> [Problem details]: Scan the data beneath this task and copy each line that includes "programminghomeworkhelp".
_____
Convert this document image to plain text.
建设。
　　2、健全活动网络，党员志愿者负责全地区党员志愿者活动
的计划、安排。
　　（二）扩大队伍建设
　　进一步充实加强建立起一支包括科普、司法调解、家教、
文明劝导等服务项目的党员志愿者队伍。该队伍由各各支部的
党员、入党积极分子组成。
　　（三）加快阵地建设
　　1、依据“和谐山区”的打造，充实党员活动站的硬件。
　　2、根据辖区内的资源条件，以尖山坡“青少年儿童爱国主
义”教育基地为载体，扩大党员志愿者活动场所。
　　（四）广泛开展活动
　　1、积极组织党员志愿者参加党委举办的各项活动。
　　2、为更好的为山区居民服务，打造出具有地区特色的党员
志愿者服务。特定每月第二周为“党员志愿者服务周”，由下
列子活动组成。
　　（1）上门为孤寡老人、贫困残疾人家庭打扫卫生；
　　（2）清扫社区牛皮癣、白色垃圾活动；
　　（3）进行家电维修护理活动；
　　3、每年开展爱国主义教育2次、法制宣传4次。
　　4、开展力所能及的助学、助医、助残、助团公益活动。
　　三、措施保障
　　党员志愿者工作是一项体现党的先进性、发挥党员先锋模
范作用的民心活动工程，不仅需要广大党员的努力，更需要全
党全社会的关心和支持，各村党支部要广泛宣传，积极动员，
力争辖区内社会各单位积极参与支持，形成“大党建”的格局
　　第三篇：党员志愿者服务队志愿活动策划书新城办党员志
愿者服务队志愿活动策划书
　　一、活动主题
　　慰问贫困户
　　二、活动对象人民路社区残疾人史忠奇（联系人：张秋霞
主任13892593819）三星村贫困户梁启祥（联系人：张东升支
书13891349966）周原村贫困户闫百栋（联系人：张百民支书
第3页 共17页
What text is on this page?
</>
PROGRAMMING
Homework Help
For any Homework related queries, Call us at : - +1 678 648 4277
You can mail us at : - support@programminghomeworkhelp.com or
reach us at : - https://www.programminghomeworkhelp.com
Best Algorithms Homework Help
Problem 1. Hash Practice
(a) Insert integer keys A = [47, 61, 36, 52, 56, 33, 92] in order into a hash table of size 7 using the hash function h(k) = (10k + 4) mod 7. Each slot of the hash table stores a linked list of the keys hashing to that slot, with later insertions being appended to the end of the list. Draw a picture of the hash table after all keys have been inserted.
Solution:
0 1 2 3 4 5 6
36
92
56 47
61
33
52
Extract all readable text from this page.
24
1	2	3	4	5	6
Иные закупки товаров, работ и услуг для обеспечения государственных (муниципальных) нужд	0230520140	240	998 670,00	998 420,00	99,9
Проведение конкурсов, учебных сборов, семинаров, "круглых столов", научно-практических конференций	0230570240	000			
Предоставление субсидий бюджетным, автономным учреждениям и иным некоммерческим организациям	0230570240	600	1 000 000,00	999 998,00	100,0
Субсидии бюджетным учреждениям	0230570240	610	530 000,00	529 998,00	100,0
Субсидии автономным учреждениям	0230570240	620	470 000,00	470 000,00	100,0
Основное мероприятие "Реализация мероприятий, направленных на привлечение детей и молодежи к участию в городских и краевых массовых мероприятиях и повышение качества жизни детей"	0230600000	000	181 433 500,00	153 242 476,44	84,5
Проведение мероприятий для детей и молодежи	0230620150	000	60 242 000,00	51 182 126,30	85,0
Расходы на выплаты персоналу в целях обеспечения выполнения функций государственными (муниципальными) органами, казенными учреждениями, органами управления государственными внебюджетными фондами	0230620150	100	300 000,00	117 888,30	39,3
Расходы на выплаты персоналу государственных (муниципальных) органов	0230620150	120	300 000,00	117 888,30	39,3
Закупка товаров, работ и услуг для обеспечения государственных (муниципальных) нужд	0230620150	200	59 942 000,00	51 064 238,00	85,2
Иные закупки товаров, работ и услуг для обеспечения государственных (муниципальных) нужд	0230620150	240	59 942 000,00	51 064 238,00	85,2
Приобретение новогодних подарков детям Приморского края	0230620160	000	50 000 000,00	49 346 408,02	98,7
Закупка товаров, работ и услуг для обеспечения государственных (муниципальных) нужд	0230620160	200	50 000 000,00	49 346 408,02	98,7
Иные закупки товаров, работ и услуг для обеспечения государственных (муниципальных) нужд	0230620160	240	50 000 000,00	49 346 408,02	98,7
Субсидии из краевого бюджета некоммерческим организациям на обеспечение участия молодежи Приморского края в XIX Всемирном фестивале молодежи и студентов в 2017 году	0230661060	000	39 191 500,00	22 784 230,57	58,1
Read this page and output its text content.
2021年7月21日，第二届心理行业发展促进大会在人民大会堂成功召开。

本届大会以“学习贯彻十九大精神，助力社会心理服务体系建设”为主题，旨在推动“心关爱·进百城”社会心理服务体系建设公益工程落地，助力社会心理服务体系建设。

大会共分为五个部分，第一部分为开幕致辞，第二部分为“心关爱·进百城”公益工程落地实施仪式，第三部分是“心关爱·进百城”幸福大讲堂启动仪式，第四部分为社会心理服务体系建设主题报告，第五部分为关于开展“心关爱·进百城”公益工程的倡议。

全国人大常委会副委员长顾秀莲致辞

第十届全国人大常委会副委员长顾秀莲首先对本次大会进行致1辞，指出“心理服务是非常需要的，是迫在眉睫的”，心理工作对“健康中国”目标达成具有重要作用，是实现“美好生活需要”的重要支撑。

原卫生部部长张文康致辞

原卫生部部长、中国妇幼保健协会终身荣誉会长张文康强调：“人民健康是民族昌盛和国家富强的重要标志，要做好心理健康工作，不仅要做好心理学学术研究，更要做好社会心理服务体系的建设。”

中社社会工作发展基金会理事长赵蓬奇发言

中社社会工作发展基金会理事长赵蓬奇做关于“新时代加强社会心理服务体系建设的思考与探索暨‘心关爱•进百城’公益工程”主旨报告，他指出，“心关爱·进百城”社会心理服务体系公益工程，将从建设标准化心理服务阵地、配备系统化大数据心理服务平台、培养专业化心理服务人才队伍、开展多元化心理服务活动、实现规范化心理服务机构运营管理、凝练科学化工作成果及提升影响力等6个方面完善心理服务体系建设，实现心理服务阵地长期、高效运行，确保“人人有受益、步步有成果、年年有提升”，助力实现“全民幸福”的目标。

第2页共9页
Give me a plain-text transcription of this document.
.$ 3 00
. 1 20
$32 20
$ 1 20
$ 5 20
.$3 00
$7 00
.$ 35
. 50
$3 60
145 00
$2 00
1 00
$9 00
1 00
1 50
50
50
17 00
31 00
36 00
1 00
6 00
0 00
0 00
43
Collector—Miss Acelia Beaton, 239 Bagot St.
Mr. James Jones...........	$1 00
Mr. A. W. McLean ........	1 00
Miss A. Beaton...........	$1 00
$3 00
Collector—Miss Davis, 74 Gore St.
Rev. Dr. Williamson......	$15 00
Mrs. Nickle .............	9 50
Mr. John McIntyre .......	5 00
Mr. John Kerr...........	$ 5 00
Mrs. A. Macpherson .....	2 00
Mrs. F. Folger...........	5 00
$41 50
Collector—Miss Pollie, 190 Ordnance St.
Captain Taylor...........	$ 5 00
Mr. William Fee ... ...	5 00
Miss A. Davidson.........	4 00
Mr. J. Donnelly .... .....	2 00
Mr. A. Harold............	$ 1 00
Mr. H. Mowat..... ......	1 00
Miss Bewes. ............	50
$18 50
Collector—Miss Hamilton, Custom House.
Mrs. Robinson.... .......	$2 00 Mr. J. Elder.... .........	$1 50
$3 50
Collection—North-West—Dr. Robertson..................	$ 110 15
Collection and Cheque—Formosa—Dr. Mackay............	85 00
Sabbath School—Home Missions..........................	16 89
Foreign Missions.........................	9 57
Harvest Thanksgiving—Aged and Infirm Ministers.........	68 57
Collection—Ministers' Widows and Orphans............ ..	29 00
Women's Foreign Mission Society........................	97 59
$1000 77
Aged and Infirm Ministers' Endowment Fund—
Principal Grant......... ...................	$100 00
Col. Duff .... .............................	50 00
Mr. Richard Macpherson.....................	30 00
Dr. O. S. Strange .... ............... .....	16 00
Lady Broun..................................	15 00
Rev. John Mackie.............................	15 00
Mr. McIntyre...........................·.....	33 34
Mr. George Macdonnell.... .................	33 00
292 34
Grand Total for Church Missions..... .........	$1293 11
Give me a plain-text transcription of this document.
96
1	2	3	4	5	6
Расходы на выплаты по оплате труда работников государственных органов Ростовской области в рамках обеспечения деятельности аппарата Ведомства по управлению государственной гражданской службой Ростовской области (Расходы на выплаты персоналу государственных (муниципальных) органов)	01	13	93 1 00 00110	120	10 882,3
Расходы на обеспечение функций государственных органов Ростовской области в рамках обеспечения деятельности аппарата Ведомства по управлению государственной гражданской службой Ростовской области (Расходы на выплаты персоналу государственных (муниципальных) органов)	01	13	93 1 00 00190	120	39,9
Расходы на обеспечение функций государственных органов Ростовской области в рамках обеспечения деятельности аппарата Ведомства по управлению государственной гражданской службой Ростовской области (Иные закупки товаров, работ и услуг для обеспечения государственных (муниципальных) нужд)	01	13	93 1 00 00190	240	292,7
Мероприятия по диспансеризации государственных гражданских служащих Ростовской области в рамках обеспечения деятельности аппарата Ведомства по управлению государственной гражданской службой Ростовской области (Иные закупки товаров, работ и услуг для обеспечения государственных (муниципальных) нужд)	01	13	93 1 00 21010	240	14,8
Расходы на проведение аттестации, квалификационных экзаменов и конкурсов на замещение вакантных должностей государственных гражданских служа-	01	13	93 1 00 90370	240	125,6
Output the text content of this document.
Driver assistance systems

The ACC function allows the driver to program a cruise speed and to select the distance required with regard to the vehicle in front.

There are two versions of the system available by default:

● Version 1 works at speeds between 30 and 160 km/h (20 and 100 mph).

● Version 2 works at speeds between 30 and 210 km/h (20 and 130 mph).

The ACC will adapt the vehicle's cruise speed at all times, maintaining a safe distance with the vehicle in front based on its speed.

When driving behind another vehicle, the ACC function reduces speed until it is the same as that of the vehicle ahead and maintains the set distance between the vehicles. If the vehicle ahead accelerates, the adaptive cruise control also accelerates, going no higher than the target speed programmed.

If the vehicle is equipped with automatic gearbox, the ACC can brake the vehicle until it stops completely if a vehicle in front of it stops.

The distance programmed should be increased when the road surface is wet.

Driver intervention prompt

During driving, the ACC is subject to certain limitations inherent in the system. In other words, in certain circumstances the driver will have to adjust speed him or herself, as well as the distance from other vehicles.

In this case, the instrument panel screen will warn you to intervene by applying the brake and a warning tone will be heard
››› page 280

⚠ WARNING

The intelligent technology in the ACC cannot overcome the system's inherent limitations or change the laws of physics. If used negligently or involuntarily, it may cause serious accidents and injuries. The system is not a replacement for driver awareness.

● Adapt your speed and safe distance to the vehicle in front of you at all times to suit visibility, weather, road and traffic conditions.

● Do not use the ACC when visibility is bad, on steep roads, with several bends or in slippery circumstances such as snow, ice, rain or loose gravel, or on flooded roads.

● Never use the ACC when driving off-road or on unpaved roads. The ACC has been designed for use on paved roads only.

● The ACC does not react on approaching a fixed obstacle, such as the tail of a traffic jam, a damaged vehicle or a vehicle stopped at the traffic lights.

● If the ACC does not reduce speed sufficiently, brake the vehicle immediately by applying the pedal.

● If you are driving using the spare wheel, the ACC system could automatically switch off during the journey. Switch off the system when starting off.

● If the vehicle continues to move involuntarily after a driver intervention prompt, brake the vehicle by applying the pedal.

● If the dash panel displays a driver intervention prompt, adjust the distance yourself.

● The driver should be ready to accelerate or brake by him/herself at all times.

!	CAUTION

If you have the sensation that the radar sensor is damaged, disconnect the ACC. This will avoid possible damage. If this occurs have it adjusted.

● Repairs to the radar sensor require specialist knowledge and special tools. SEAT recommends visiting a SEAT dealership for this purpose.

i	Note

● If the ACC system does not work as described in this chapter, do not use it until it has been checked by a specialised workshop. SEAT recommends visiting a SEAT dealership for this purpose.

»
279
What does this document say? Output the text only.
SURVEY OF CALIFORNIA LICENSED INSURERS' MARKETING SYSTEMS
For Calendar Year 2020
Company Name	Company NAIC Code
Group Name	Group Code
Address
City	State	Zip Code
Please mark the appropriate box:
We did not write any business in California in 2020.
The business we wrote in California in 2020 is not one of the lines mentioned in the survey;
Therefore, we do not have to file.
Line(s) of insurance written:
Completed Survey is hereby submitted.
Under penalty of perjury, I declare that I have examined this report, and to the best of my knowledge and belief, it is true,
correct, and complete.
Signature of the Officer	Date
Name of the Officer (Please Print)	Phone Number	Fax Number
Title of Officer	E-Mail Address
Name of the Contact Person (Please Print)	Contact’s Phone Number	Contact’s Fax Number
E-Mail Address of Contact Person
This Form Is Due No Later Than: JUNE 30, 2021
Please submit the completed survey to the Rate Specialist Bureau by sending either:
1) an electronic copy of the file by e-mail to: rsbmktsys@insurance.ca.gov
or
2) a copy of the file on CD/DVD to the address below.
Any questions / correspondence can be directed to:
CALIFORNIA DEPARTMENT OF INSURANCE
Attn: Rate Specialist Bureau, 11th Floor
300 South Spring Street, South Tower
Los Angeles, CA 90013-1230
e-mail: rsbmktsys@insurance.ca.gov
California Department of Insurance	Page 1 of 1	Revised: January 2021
_____
> [Exercise output]:
You can mail us at : - support@programminghomeworkhelp.com or
reach us at : - https://www.programminghomeworkhelp.com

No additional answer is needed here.